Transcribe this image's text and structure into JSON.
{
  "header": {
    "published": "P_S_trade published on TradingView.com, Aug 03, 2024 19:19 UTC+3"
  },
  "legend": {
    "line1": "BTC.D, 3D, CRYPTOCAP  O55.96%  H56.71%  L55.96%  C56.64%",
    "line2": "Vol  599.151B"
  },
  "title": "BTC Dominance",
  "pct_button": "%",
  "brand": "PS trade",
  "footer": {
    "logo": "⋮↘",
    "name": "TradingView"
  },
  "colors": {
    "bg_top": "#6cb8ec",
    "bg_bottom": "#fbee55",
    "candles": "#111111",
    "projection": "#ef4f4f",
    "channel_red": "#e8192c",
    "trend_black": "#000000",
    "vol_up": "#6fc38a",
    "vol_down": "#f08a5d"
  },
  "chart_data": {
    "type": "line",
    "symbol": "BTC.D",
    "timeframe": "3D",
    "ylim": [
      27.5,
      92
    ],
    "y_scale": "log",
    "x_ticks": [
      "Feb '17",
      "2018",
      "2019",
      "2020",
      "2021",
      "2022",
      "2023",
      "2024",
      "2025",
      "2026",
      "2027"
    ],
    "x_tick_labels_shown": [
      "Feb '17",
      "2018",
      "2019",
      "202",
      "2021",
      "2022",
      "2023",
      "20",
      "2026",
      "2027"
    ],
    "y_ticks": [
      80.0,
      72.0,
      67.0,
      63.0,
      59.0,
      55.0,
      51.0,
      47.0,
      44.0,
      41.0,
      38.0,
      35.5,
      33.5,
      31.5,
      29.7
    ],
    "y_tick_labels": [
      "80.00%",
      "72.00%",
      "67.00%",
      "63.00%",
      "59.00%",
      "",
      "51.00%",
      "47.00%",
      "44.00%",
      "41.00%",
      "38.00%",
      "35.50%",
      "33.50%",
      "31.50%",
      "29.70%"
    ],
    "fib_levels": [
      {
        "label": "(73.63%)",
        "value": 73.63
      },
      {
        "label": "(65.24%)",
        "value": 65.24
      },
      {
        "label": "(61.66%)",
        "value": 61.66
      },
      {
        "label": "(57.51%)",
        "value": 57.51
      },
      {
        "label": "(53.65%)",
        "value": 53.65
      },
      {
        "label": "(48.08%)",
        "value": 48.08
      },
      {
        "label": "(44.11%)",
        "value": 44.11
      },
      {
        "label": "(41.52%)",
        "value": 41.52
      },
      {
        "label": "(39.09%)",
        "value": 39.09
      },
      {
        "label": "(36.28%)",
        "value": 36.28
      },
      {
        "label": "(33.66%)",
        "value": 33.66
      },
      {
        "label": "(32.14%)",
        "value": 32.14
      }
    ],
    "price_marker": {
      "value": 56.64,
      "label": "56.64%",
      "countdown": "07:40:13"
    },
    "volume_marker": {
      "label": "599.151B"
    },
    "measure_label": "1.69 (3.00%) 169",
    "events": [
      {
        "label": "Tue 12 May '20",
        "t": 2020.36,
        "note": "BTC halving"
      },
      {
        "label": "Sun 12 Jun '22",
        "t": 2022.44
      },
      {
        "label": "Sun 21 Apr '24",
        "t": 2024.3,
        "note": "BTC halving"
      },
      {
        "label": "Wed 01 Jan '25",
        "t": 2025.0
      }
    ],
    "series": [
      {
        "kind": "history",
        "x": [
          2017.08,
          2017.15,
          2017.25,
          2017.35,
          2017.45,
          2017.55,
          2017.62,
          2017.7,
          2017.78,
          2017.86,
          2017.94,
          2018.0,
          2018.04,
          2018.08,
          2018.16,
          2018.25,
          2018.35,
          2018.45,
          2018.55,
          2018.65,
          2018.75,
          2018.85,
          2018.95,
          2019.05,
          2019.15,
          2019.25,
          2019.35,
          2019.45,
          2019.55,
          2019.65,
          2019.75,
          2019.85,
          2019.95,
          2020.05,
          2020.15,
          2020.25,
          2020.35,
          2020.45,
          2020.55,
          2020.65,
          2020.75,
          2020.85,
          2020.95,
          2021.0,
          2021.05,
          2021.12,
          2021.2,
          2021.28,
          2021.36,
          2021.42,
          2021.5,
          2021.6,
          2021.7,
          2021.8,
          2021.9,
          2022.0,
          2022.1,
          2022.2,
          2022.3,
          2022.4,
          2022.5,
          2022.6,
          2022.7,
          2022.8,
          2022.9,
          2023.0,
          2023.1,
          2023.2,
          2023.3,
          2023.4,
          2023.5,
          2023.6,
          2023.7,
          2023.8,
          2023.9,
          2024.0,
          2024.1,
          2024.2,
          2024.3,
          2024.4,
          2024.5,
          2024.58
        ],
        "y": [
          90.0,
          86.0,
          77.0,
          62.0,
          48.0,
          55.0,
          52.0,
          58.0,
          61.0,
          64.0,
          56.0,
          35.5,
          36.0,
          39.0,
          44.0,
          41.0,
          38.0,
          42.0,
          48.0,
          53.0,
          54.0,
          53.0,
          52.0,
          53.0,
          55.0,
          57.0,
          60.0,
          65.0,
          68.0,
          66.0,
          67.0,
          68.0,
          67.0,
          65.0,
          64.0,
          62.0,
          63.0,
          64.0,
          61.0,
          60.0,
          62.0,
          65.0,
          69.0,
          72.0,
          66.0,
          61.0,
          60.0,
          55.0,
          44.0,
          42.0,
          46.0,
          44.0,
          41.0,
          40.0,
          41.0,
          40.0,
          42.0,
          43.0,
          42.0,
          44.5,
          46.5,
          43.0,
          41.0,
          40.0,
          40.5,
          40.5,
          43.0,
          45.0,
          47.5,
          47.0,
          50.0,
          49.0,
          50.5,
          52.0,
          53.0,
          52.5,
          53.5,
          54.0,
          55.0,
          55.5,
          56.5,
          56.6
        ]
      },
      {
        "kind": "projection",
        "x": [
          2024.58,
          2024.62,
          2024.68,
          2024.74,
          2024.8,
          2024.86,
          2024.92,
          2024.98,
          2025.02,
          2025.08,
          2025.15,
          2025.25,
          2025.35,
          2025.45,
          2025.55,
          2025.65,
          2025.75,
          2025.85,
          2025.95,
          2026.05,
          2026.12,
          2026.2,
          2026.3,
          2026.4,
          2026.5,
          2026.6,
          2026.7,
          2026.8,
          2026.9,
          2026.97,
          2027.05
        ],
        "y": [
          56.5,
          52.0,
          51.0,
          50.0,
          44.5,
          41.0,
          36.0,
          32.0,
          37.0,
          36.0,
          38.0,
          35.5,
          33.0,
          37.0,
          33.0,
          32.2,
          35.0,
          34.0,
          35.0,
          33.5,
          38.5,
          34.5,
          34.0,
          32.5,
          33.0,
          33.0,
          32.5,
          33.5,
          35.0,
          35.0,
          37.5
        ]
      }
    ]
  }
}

__WRITTEN TASK__. Scan the listing above for the word "projection" and show each line where it is found.

__RESPONSE TO THE EXERCISE__.
    "projection": "#ef4f4f",
        "kind": "projection",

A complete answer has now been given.